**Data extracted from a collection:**
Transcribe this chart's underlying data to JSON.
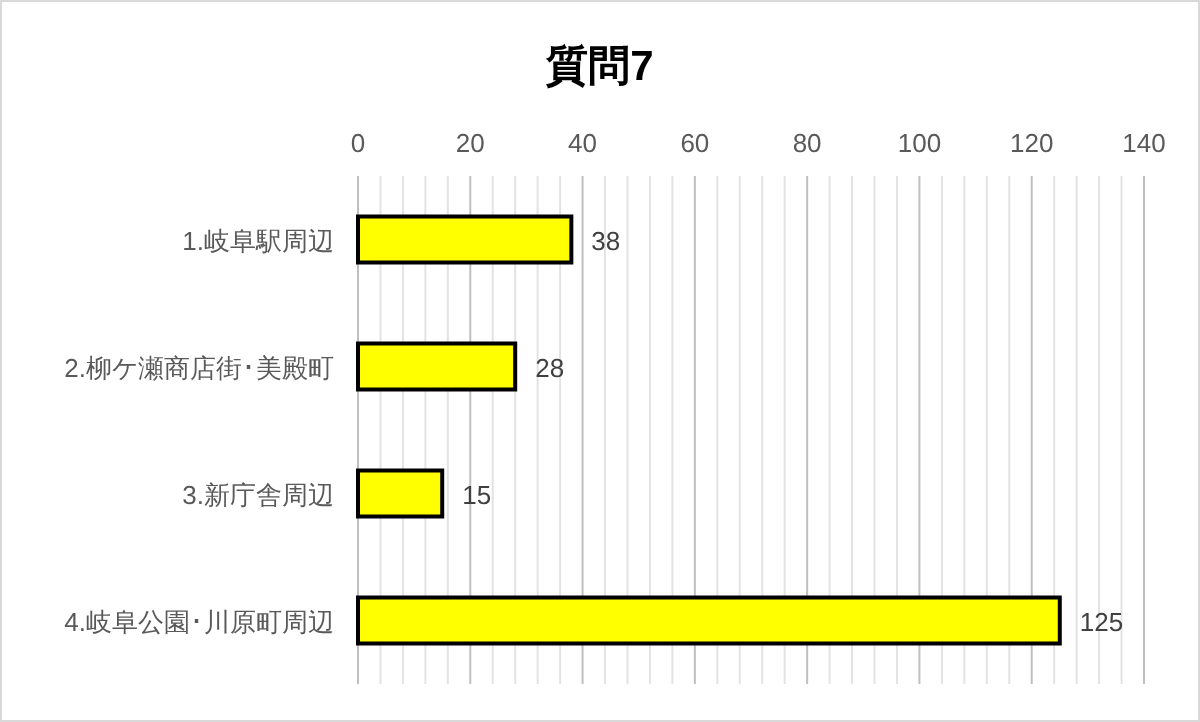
{
  "chart_data": {
    "type": "bar",
    "orientation": "horizontal",
    "title": "質問7",
    "categories": [
      "1.岐阜駅周辺",
      "2.柳ケ瀬商店街･美殿町",
      "3.新庁舎周辺",
      "4.岐阜公園･川原町周辺"
    ],
    "values": [
      38,
      28,
      15,
      125
    ],
    "color": "#ffff00",
    "data_labels": true,
    "grid": true,
    "xlim": [
      0,
      140
    ],
    "xticks": [
      0,
      {
        "value": 4,
        "label": null
      },
      {
        "value": 8,
        "label": null
      },
      {
        "value": 12,
        "label": null
      },
      {
        "value": 16,
        "label": null
      },
      20,
      {
        "value": 24,
        "label": null
      },
      {
        "value": 28,
        "label": null
      },
      {
        "value": 32,
        "label": null
      },
      {
        "value": 36,
        "label": null
      },
      40,
      {
        "value": 44,
        "label": null
      },
      {
        "value": 48,
        "label": null
      },
      {
        "value": 52,
        "label": null
      },
      {
        "value": 56,
        "label": null
      },
      60,
      {
        "value": 64,
        "label": null
      },
      {
        "value": 68,
        "label": null
      },
      {
        "value": 72,
        "label": null
      },
      {
        "value": 76,
        "label": null
      },
      80,
      {
        "value": 84,
        "label": null
      },
      {
        "value": 88,
        "label": null
      },
      {
        "value": 92,
        "label": null
      },
      {
        "value": 96,
        "label": null
      },
      100,
      {
        "value": 104,
        "label": null
      },
      {
        "value": 108,
        "label": null
      },
      {
        "value": 112,
        "label": null
      },
      {
        "value": 116,
        "label": null
      },
      120,
      {
        "value": 124,
        "label": null
      },
      {
        "value": 128,
        "label": null
      },
      {
        "value": 132,
        "label": null
      },
      {
        "value": 136,
        "label": null
      },
      140
    ]
  }
}
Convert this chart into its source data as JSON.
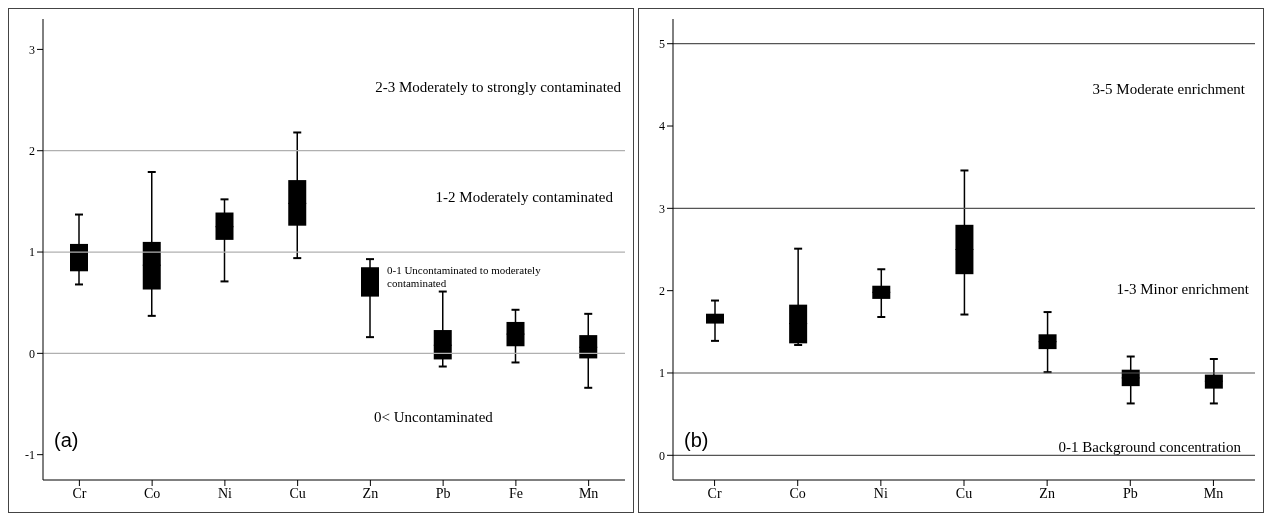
{
  "chart_data": [
    {
      "type": "box",
      "categories": [
        "Cr",
        "Co",
        "Ni",
        "Cu",
        "Zn",
        "Pb",
        "Fe",
        "Mn"
      ],
      "color": "#000000",
      "boxes": [
        {
          "low": 0.68,
          "q1": 0.81,
          "median": 0.95,
          "q3": 1.08,
          "high": 1.37
        },
        {
          "low": 0.37,
          "q1": 0.63,
          "median": 0.87,
          "q3": 1.1,
          "high": 1.79
        },
        {
          "low": 0.71,
          "q1": 1.12,
          "median": 1.25,
          "q3": 1.39,
          "high": 1.52
        },
        {
          "low": 0.94,
          "q1": 1.26,
          "median": 1.48,
          "q3": 1.71,
          "high": 2.18
        },
        {
          "low": 0.16,
          "q1": 0.56,
          "median": 0.7,
          "q3": 0.85,
          "high": 0.93
        },
        {
          "low": -0.13,
          "q1": -0.06,
          "median": 0.08,
          "q3": 0.23,
          "high": 0.61
        },
        {
          "low": -0.09,
          "q1": 0.07,
          "median": 0.19,
          "q3": 0.31,
          "high": 0.43
        },
        {
          "low": -0.34,
          "q1": -0.05,
          "median": 0.06,
          "q3": 0.18,
          "high": 0.39
        }
      ],
      "ylim": [
        -1.25,
        3.3
      ],
      "yticks": [
        -1,
        0,
        1,
        2,
        3
      ],
      "grid": false,
      "ref_lines": [
        {
          "axis": "y",
          "value": 0,
          "color": "#b0b0b0"
        },
        {
          "axis": "y",
          "value": 1,
          "color": "#b0b0b0"
        },
        {
          "axis": "y",
          "value": 2,
          "color": "#b0b0b0"
        }
      ],
      "annotations": [
        "2-3 Moderately to strongly contaminated",
        "1-2 Moderately contaminated",
        "0-1 Uncontaminated to moderately contaminated",
        "0< Uncontaminated",
        "(a)"
      ]
    },
    {
      "type": "box",
      "categories": [
        "Cr",
        "Co",
        "Ni",
        "Cu",
        "Zn",
        "Pb",
        "Mn"
      ],
      "color": "#000000",
      "boxes": [
        {
          "low": 1.39,
          "q1": 1.6,
          "median": 1.66,
          "q3": 1.72,
          "high": 1.88
        },
        {
          "low": 1.34,
          "q1": 1.36,
          "median": 1.6,
          "q3": 1.83,
          "high": 2.51
        },
        {
          "low": 1.68,
          "q1": 1.9,
          "median": 1.98,
          "q3": 2.06,
          "high": 2.26
        },
        {
          "low": 1.71,
          "q1": 2.2,
          "median": 2.5,
          "q3": 2.8,
          "high": 3.46
        },
        {
          "low": 1.01,
          "q1": 1.29,
          "median": 1.38,
          "q3": 1.47,
          "high": 1.74
        },
        {
          "low": 0.63,
          "q1": 0.84,
          "median": 0.94,
          "q3": 1.04,
          "high": 1.2
        },
        {
          "low": 0.63,
          "q1": 0.81,
          "median": 0.9,
          "q3": 0.98,
          "high": 1.17
        }
      ],
      "ylim": [
        -0.3,
        5.3
      ],
      "yticks": [
        0,
        1,
        2,
        3,
        4,
        5
      ],
      "grid": false,
      "ref_lines": [
        {
          "axis": "y",
          "value": 0,
          "color": "#555555"
        },
        {
          "axis": "y",
          "value": 1,
          "color": "#555555"
        },
        {
          "axis": "y",
          "value": 3,
          "color": "#555555"
        },
        {
          "axis": "y",
          "value": 5,
          "color": "#555555"
        }
      ],
      "annotations": [
        "3-5 Moderate enrichment",
        "1-3 Minor enrichment",
        "0-1 Background concentration",
        "(b)"
      ]
    }
  ]
}
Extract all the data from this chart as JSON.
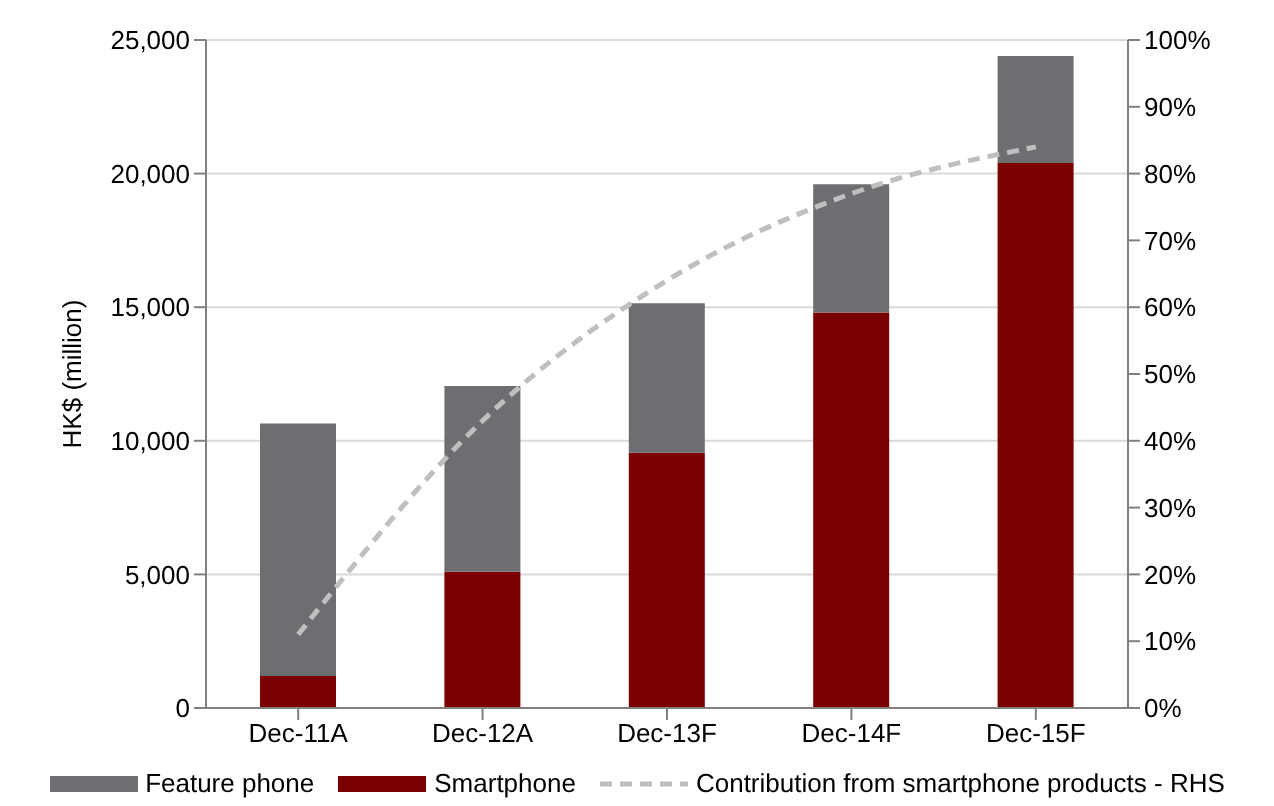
{
  "chart_data": {
    "type": "bar",
    "stacked": true,
    "ylabel": "HK$ (million)",
    "categories": [
      "Dec-11A",
      "Dec-12A",
      "Dec-13F",
      "Dec-14F",
      "Dec-15F"
    ],
    "series": [
      {
        "name": "Smartphone",
        "color": "#7b0000",
        "values": [
          1200,
          5100,
          9550,
          14800,
          20400
        ]
      },
      {
        "name": "Feature phone",
        "color": "#6d6e71",
        "values": [
          9450,
          6950,
          5600,
          4800,
          4000
        ]
      },
      {
        "name": "Contribution from smartphone products - RHS",
        "type": "line",
        "axis": "y2",
        "color": "#bfbfbf",
        "line_style": "dashed",
        "marker": "none",
        "values": [
          11,
          43,
          64,
          77,
          84
        ]
      }
    ],
    "ylim": [
      0,
      25000
    ],
    "yticks": [
      0,
      {
        "value": 5000,
        "label": "5,000"
      },
      {
        "value": 10000,
        "label": "10,000"
      },
      {
        "value": 15000,
        "label": "15,000"
      },
      {
        "value": 20000,
        "label": "20,000"
      },
      {
        "value": 25000,
        "label": "25,000"
      }
    ],
    "y2lim": [
      0,
      100
    ],
    "y2ticks": [
      {
        "value": 0,
        "label": "0%"
      },
      {
        "value": 10,
        "label": "10%"
      },
      {
        "value": 20,
        "label": "20%"
      },
      {
        "value": 30,
        "label": "30%"
      },
      {
        "value": 40,
        "label": "40%"
      },
      {
        "value": 50,
        "label": "50%"
      },
      {
        "value": 60,
        "label": "60%"
      },
      {
        "value": 70,
        "label": "70%"
      },
      {
        "value": 80,
        "label": "80%"
      },
      {
        "value": 90,
        "label": "90%"
      },
      {
        "value": 100,
        "label": "100%"
      }
    ],
    "grid": "y",
    "legend": "bottom"
  }
}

**What is being asked:** Apart from the pictures, the entries above are to be repeated in full and exactly.

**Solution for this exercise:**
Transcribe this chart's underlying data to JSON.
{
  "chart_data": {
    "type": "bar",
    "orientation": "horizontal",
    "title": "質問7",
    "categories": [
      "1.岐阜駅周辺",
      "2.柳ケ瀬商店街･美殿町",
      "3.新庁舎周辺",
      "4.岐阜公園･川原町周辺"
    ],
    "values": [
      38,
      28,
      15,
      125
    ],
    "color": "#ffff00",
    "data_labels": true,
    "grid": true,
    "xlim": [
      0,
      140
    ],
    "xticks": [
      0,
      {
        "value": 4,
        "label": null
      },
      {
        "value": 8,
        "label": null
      },
      {
        "value": 12,
        "label": null
      },
      {
        "value": 16,
        "label": null
      },
      20,
      {
        "value": 24,
        "label": null
      },
      {
        "value": 28,
        "label": null
      },
      {
        "value": 32,
        "label": null
      },
      {
        "value": 36,
        "label": null
      },
      40,
      {
        "value": 44,
        "label": null
      },
      {
        "value": 48,
        "label": null
      },
      {
        "value": 52,
        "label": null
      },
      {
        "value": 56,
        "label": null
      },
      60,
      {
        "value": 64,
        "label": null
      },
      {
        "value": 68,
        "label": null
      },
      {
        "value": 72,
        "label": null
      },
      {
        "value": 76,
        "label": null
      },
      80,
      {
        "value": 84,
        "label": null
      },
      {
        "value": 88,
        "label": null
      },
      {
        "value": 92,
        "label": null
      },
      {
        "value": 96,
        "label": null
      },
      100,
      {
        "value": 104,
        "label": null
      },
      {
        "value": 108,
        "label": null
      },
      {
        "value": 112,
        "label": null
      },
      {
        "value": 116,
        "label": null
      },
      120,
      {
        "value": 124,
        "label": null
      },
      {
        "value": 128,
        "label": null
      },
      {
        "value": 132,
        "label": null
      },
      {
        "value": 136,
        "label": null
      },
      140
    ]
  }
}
Convert this chart into its source data as JSON.
{
  "chart_data": [
    {
      "type": "box",
      "categories": [
        "Cr",
        "Co",
        "Ni",
        "Cu",
        "Zn",
        "Pb",
        "Fe",
        "Mn"
      ],
      "color": "#000000",
      "boxes": [
        {
          "low": 0.68,
          "q1": 0.81,
          "median": 0.95,
          "q3": 1.08,
          "high": 1.37
        },
        {
          "low": 0.37,
          "q1": 0.63,
          "median": 0.87,
          "q3": 1.1,
          "high": 1.79
        },
        {
          "low": 0.71,
          "q1": 1.12,
          "median": 1.25,
          "q3": 1.39,
          "high": 1.52
        },
        {
          "low": 0.94,
          "q1": 1.26,
          "median": 1.48,
          "q3": 1.71,
          "high": 2.18
        },
        {
          "low": 0.16,
          "q1": 0.56,
          "median": 0.7,
          "q3": 0.85,
          "high": 0.93
        },
        {
          "low": -0.13,
          "q1": -0.06,
          "median": 0.08,
          "q3": 0.23,
          "high": 0.61
        },
        {
          "low": -0.09,
          "q1": 0.07,
          "median": 0.19,
          "q3": 0.31,
          "high": 0.43
        },
        {
          "low": -0.34,
          "q1": -0.05,
          "median": 0.06,
          "q3": 0.18,
          "high": 0.39
        }
      ],
      "ylim": [
        -1.25,
        3.3
      ],
      "yticks": [
        -1,
        0,
        1,
        2,
        3
      ],
      "grid": false,
      "ref_lines": [
        {
          "axis": "y",
          "value": 0,
          "color": "#b0b0b0"
        },
        {
          "axis": "y",
          "value": 1,
          "color": "#b0b0b0"
        },
        {
          "axis": "y",
          "value": 2,
          "color": "#b0b0b0"
        }
      ],
      "annotations": [
        "2-3 Moderately to strongly contaminated",
        "1-2 Moderately contaminated",
        "0-1 Uncontaminated to moderately contaminated",
        "0< Uncontaminated",
        "(a)"
      ]
    },
    {
      "type": "box",
      "categories": [
        "Cr",
        "Co",
        "Ni",
        "Cu",
        "Zn",
        "Pb",
        "Mn"
      ],
      "color": "#000000",
      "boxes": [
        {
          "low": 1.39,
          "q1": 1.6,
          "median": 1.66,
          "q3": 1.72,
          "high": 1.88
        },
        {
          "low": 1.34,
          "q1": 1.36,
          "median": 1.6,
          "q3": 1.83,
          "high": 2.51
        },
        {
          "low": 1.68,
          "q1": 1.9,
          "median": 1.98,
          "q3": 2.06,
          "high": 2.26
        },
        {
          "low": 1.71,
          "q1": 2.2,
          "median": 2.5,
          "q3": 2.8,
          "high": 3.46
        },
        {
          "low": 1.01,
          "q1": 1.29,
          "median": 1.38,
          "q3": 1.47,
          "high": 1.74
        },
        {
          "low": 0.63,
          "q1": 0.84,
          "median": 0.94,
          "q3": 1.04,
          "high": 1.2
        },
        {
          "low": 0.63,
          "q1": 0.81,
          "median": 0.9,
          "q3": 0.98,
          "high": 1.17
        }
      ],
      "ylim": [
        -0.3,
        5.3
      ],
      "yticks": [
        0,
        1,
        2,
        3,
        4,
        5
      ],
      "grid": false,
      "ref_lines": [
        {
          "axis": "y",
          "value": 0,
          "color": "#555555"
        },
        {
          "axis": "y",
          "value": 1,
          "color": "#555555"
        },
        {
          "axis": "y",
          "value": 3,
          "color": "#555555"
        },
        {
          "axis": "y",
          "value": 5,
          "color": "#555555"
        }
      ],
      "annotations": [
        "3-5 Moderate enrichment",
        "1-3 Minor enrichment",
        "0-1 Background concentration",
        "(b)"
      ]
    }
  ]
}
Extract all the data from this chart as JSON.
{
  "chart_data": {
    "type": "bar",
    "stacked": true,
    "ylabel": "HK$ (million)",
    "categories": [
      "Dec-11A",
      "Dec-12A",
      "Dec-13F",
      "Dec-14F",
      "Dec-15F"
    ],
    "series": [
      {
        "name": "Smartphone",
        "color": "#7b0000",
        "values": [
          1200,
          5100,
          9550,
          14800,
          20400
        ]
      },
      {
        "name": "Feature phone",
        "color": "#6d6e71",
        "values": [
          9450,
          6950,
          5600,
          4800,
          4000
        ]
      },
      {
        "name": "Contribution from smartphone products - RHS",
        "type": "line",
        "axis": "y2",
        "color": "#bfbfbf",
        "line_style": "dashed",
        "marker": "none",
        "values": [
          11,
          43,
          64,
          77,
          84
        ]
      }
    ],
    "ylim": [
      0,
      25000
    ],
    "yticks": [
      0,
      {
        "value": 5000,
        "label": "5,000"
      },
      {
        "value": 10000,
        "label": "10,000"
      },
      {
        "value": 15000,
        "label": "15,000"
      },
      {
        "value": 20000,
        "label": "20,000"
      },
      {
        "value": 25000,
        "label": "25,000"
      }
    ],
    "y2lim": [
      0,
      100
    ],
    "y2ticks": [
      {
        "value": 0,
        "label": "0%"
      },
      {
        "value": 10,
        "label": "10%"
      },
      {
        "value": 20,
        "label": "20%"
      },
      {
        "value": 30,
        "label": "30%"
      },
      {
        "value": 40,
        "label": "40%"
      },
      {
        "value": 50,
        "label": "50%"
      },
      {
        "value": 60,
        "label": "60%"
      },
      {
        "value": 70,
        "label": "70%"
      },
      {
        "value": 80,
        "label": "80%"
      },
      {
        "value": 90,
        "label": "90%"
      },
      {
        "value": 100,
        "label": "100%"
      }
    ],
    "grid": "y",
    "legend": "bottom"
  }
}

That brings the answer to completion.